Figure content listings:
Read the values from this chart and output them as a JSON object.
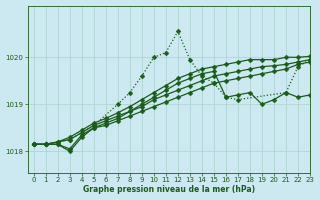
{
  "title": "Graphe pression niveau de la mer (hPa)",
  "bg_color": "#cce8f0",
  "grid_color": "#b0d4d4",
  "line_color": "#1a5c1a",
  "xlim": [
    -0.5,
    23
  ],
  "ylim": [
    1017.55,
    1021.1
  ],
  "yticks": [
    1018,
    1019,
    1020
  ],
  "xtick_labels": [
    "0",
    "1",
    "2",
    "3",
    "4",
    "5",
    "6",
    "7",
    "8",
    "9",
    "10",
    "11",
    "12",
    "13",
    "14",
    "15",
    "16",
    "17",
    "18",
    "19",
    "20",
    "21",
    "22",
    "23"
  ],
  "xticks": [
    0,
    1,
    2,
    3,
    4,
    5,
    6,
    7,
    8,
    9,
    10,
    11,
    12,
    13,
    14,
    15,
    16,
    17,
    18,
    19,
    20,
    21,
    22,
    23
  ],
  "curves": [
    {
      "x": [
        0,
        1,
        3,
        5,
        7,
        8,
        9,
        10,
        11,
        12,
        13,
        14,
        15,
        16,
        17,
        21,
        22,
        23
      ],
      "y": [
        1018.15,
        1018.15,
        1018.25,
        1018.55,
        1019.0,
        1019.25,
        1019.6,
        1020.0,
        1020.1,
        1020.55,
        1019.95,
        1019.6,
        1019.45,
        1019.15,
        1019.1,
        1019.25,
        1019.8,
        1019.95
      ],
      "marker": "D",
      "markersize": 2.5,
      "linewidth": 0.9,
      "linestyle": ":"
    },
    {
      "x": [
        0,
        1,
        2,
        3,
        4,
        5,
        6,
        7,
        8,
        9,
        10,
        11,
        12,
        13,
        14,
        15,
        16,
        17,
        18,
        19,
        20,
        21,
        22,
        23
      ],
      "y": [
        1018.15,
        1018.15,
        1018.15,
        1018.05,
        1018.35,
        1018.5,
        1018.55,
        1018.65,
        1018.75,
        1018.85,
        1018.95,
        1019.05,
        1019.15,
        1019.25,
        1019.35,
        1019.45,
        1019.5,
        1019.55,
        1019.6,
        1019.65,
        1019.7,
        1019.75,
        1019.85,
        1019.9
      ],
      "marker": "D",
      "markersize": 2.5,
      "linewidth": 0.9,
      "linestyle": "-"
    },
    {
      "x": [
        0,
        1,
        2,
        3,
        4,
        5,
        6,
        7,
        8,
        9,
        10,
        11,
        12,
        13,
        14,
        15,
        16,
        17,
        18,
        19,
        20,
        21,
        22,
        23
      ],
      "y": [
        1018.15,
        1018.15,
        1018.2,
        1018.25,
        1018.4,
        1018.55,
        1018.65,
        1018.75,
        1018.85,
        1018.95,
        1019.1,
        1019.2,
        1019.3,
        1019.4,
        1019.5,
        1019.6,
        1019.65,
        1019.7,
        1019.75,
        1019.8,
        1019.82,
        1019.85,
        1019.9,
        1019.95
      ],
      "marker": "D",
      "markersize": 2.5,
      "linewidth": 0.9,
      "linestyle": "-"
    },
    {
      "x": [
        0,
        1,
        2,
        3,
        4,
        5,
        6,
        7,
        8,
        9,
        10,
        11,
        12,
        13,
        14,
        15,
        16,
        17,
        18,
        19,
        20,
        21,
        22,
        23
      ],
      "y": [
        1018.15,
        1018.15,
        1018.2,
        1018.3,
        1018.45,
        1018.6,
        1018.7,
        1018.82,
        1018.95,
        1019.1,
        1019.25,
        1019.4,
        1019.55,
        1019.65,
        1019.75,
        1019.8,
        1019.85,
        1019.9,
        1019.95,
        1019.95,
        1019.95,
        1020.0,
        1020.0,
        1020.02
      ],
      "marker": "D",
      "markersize": 2.5,
      "linewidth": 0.9,
      "linestyle": "-"
    },
    {
      "x": [
        0,
        1,
        2,
        3,
        4,
        5,
        6,
        7,
        8,
        9,
        10,
        11,
        12,
        13,
        14,
        15,
        16,
        17,
        18,
        19,
        20,
        21,
        22,
        23
      ],
      "y": [
        1018.15,
        1018.15,
        1018.15,
        1018.0,
        1018.3,
        1018.5,
        1018.6,
        1018.7,
        1018.85,
        1019.0,
        1019.15,
        1019.3,
        1019.45,
        1019.55,
        1019.65,
        1019.7,
        1019.15,
        1019.2,
        1019.25,
        1019.0,
        1019.1,
        1019.25,
        1019.15,
        1019.2
      ],
      "marker": "D",
      "markersize": 2.5,
      "linewidth": 0.9,
      "linestyle": "-"
    }
  ]
}
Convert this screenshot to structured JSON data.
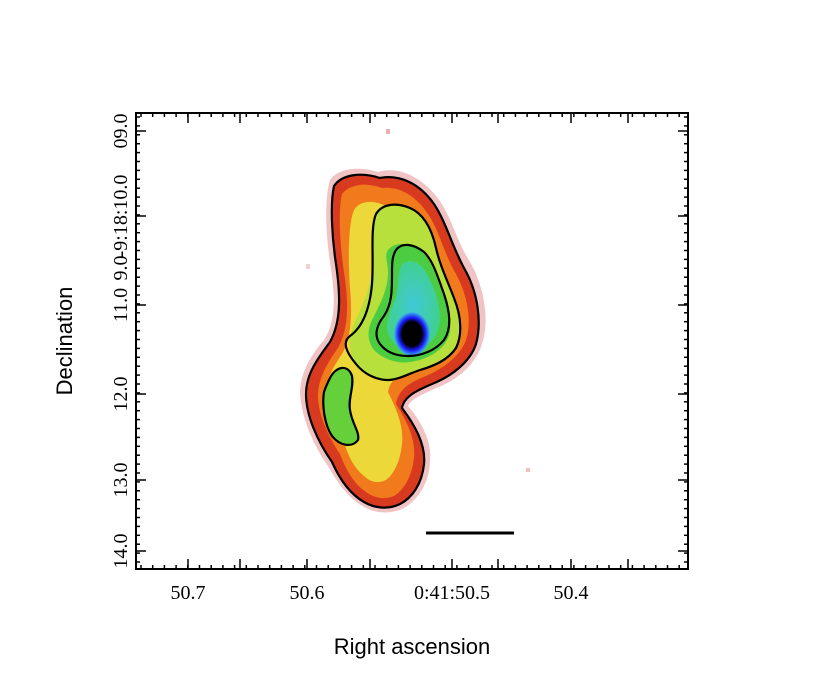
{
  "figure": {
    "xlabel": "Right ascension",
    "ylabel": "Declination",
    "x_tick_labels": [
      "50.7",
      "50.6",
      "0:41:50.5",
      "50.4"
    ],
    "y_tick_labels": [
      "09.0",
      "-9:18:10.0",
      "9.0",
      "11.0",
      "12.0",
      "13.0",
      "14.0"
    ],
    "colormap": [
      "#000000",
      "#1a1aff",
      "#40c0e0",
      "#3ccf3c",
      "#a8e23a",
      "#e6e63a",
      "#ffb020",
      "#f26a1a",
      "#d42a1a",
      "#e0a0a0"
    ],
    "contour_color": "#000000",
    "scalebar_color": "#000000"
  }
}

Aim of the task →
Copy out each line word for word, please, skipping the images.

Final result →
Read the values from this chart and output them as a JSON object.
{
  "title": "Graphe pression niveau de la mer (hPa)",
  "bg_color": "#cce8f0",
  "grid_color": "#b0d4d4",
  "line_color": "#1a5c1a",
  "xlim": [
    -0.5,
    23
  ],
  "ylim": [
    1017.55,
    1021.1
  ],
  "yticks": [
    1018,
    1019,
    1020
  ],
  "xtick_labels": [
    "0",
    "1",
    "2",
    "3",
    "4",
    "5",
    "6",
    "7",
    "8",
    "9",
    "10",
    "11",
    "12",
    "13",
    "14",
    "15",
    "16",
    "17",
    "18",
    "19",
    "20",
    "21",
    "22",
    "23"
  ],
  "xticks": [
    0,
    1,
    2,
    3,
    4,
    5,
    6,
    7,
    8,
    9,
    10,
    11,
    12,
    13,
    14,
    15,
    16,
    17,
    18,
    19,
    20,
    21,
    22,
    23
  ],
  "curves": [
    {
      "x": [
        0,
        1,
        3,
        5,
        7,
        8,
        9,
        10,
        11,
        12,
        13,
        14,
        15,
        16,
        17,
        21,
        22,
        23
      ],
      "y": [
        1018.15,
        1018.15,
        1018.25,
        1018.55,
        1019.0,
        1019.25,
        1019.6,
        1020.0,
        1020.1,
        1020.55,
        1019.95,
        1019.6,
        1019.45,
        1019.15,
        1019.1,
        1019.25,
        1019.8,
        1019.95
      ],
      "marker": "D",
      "markersize": 2.5,
      "linewidth": 0.9,
      "linestyle": ":"
    },
    {
      "x": [
        0,
        1,
        2,
        3,
        4,
        5,
        6,
        7,
        8,
        9,
        10,
        11,
        12,
        13,
        14,
        15,
        16,
        17,
        18,
        19,
        20,
        21,
        22,
        23
      ],
      "y": [
        1018.15,
        1018.15,
        1018.15,
        1018.05,
        1018.35,
        1018.5,
        1018.55,
        1018.65,
        1018.75,
        1018.85,
        1018.95,
        1019.05,
        1019.15,
        1019.25,
        1019.35,
        1019.45,
        1019.5,
        1019.55,
        1019.6,
        1019.65,
        1019.7,
        1019.75,
        1019.85,
        1019.9
      ],
      "marker": "D",
      "markersize": 2.5,
      "linewidth": 0.9,
      "linestyle": "-"
    },
    {
      "x": [
        0,
        1,
        2,
        3,
        4,
        5,
        6,
        7,
        8,
        9,
        10,
        11,
        12,
        13,
        14,
        15,
        16,
        17,
        18,
        19,
        20,
        21,
        22,
        23
      ],
      "y": [
        1018.15,
        1018.15,
        1018.2,
        1018.25,
        1018.4,
        1018.55,
        1018.65,
        1018.75,
        1018.85,
        1018.95,
        1019.1,
        1019.2,
        1019.3,
        1019.4,
        1019.5,
        1019.6,
        1019.65,
        1019.7,
        1019.75,
        1019.8,
        1019.82,
        1019.85,
        1019.9,
        1019.95
      ],
      "marker": "D",
      "markersize": 2.5,
      "linewidth": 0.9,
      "linestyle": "-"
    },
    {
      "x": [
        0,
        1,
        2,
        3,
        4,
        5,
        6,
        7,
        8,
        9,
        10,
        11,
        12,
        13,
        14,
        15,
        16,
        17,
        18,
        19,
        20,
        21,
        22,
        23
      ],
      "y": [
        1018.15,
        1018.15,
        1018.2,
        1018.3,
        1018.45,
        1018.6,
        1018.7,
        1018.82,
        1018.95,
        1019.1,
        1019.25,
        1019.4,
        1019.55,
        1019.65,
        1019.75,
        1019.8,
        1019.85,
        1019.9,
        1019.95,
        1019.95,
        1019.95,
        1020.0,
        1020.0,
        1020.02
      ],
      "marker": "D",
      "markersize": 2.5,
      "linewidth": 0.9,
      "linestyle": "-"
    },
    {
      "x": [
        0,
        1,
        2,
        3,
        4,
        5,
        6,
        7,
        8,
        9,
        10,
        11,
        12,
        13,
        14,
        15,
        16,
        17,
        18,
        19,
        20,
        21,
        22,
        23
      ],
      "y": [
        1018.15,
        1018.15,
        1018.15,
        1018.0,
        1018.3,
        1018.5,
        1018.6,
        1018.7,
        1018.85,
        1019.0,
        1019.15,
        1019.3,
        1019.45,
        1019.55,
        1019.65,
        1019.7,
        1019.15,
        1019.2,
        1019.25,
        1019.0,
        1019.1,
        1019.25,
        1019.15,
        1019.2
      ],
      "marker": "D",
      "markersize": 2.5,
      "linewidth": 0.9,
      "linestyle": "-"
    }
  ]
}
Convert this screenshot to structured JSON data.
{
  "figure": {
    "xlabel": "Right ascension",
    "ylabel": "Declination",
    "x_tick_labels": [
      "50.7",
      "50.6",
      "0:41:50.5",
      "50.4"
    ],
    "y_tick_labels": [
      "09.0",
      "-9:18:10.0",
      "9.0",
      "11.0",
      "12.0",
      "13.0",
      "14.0"
    ],
    "colormap": [
      "#000000",
      "#1a1aff",
      "#40c0e0",
      "#3ccf3c",
      "#a8e23a",
      "#e6e63a",
      "#ffb020",
      "#f26a1a",
      "#d42a1a",
      "#e0a0a0"
    ],
    "contour_color": "#000000",
    "scalebar_color": "#000000"
  }
}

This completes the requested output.